Reply with nothing except the number of lines that contain the word "true".

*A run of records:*
--- BEGIN ---

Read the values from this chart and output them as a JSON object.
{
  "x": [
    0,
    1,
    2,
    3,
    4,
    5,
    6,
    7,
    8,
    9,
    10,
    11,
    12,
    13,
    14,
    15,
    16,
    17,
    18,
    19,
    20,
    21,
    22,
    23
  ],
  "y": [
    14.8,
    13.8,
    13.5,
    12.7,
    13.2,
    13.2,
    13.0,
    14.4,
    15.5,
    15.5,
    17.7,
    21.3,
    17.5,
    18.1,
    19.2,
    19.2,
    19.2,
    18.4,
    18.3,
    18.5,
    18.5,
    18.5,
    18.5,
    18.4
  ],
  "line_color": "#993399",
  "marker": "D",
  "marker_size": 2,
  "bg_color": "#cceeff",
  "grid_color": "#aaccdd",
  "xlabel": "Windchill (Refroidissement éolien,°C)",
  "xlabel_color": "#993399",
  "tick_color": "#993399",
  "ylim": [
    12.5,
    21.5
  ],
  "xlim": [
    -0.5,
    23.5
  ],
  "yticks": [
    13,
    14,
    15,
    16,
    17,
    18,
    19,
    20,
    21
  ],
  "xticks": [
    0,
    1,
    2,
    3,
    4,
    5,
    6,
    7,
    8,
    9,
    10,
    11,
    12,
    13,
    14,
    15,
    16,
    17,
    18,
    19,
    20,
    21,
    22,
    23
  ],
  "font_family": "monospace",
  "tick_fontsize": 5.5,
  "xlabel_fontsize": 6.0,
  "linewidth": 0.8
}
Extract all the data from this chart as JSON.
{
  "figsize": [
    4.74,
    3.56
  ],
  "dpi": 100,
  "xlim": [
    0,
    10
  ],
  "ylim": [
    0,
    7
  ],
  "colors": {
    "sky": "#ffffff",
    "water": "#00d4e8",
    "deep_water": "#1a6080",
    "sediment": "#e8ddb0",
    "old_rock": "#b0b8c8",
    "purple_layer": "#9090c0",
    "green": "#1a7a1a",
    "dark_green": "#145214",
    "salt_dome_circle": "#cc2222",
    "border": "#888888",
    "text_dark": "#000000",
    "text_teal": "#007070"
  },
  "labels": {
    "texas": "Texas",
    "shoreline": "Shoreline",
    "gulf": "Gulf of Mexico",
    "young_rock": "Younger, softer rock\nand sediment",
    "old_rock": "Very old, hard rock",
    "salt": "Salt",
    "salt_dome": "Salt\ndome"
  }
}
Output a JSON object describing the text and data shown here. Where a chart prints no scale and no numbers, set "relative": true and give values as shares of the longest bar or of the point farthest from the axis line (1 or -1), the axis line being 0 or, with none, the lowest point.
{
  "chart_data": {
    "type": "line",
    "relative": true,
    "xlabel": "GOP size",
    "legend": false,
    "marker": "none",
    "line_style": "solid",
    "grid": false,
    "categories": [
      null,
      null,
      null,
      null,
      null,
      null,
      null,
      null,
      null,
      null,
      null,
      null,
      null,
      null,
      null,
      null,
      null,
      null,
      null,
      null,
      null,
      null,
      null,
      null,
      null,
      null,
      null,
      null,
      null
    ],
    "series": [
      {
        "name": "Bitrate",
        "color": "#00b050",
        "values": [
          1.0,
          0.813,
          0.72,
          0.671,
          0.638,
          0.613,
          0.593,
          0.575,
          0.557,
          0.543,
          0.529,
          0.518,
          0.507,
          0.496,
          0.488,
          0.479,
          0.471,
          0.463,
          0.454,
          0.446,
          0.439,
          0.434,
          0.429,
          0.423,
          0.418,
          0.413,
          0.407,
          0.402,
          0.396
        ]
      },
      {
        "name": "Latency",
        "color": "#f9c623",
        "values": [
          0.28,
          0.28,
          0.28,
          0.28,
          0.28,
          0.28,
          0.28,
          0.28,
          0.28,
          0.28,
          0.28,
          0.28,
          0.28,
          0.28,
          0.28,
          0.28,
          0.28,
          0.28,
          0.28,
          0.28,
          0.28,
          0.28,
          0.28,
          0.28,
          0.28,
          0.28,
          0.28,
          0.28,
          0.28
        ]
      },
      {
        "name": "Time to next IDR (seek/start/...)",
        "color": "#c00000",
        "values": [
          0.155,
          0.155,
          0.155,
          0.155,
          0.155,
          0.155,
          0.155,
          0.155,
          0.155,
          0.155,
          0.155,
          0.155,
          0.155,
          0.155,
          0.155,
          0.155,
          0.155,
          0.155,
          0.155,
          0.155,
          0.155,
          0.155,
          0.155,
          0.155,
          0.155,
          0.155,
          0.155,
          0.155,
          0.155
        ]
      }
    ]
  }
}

--- END ---

*Full output:*
2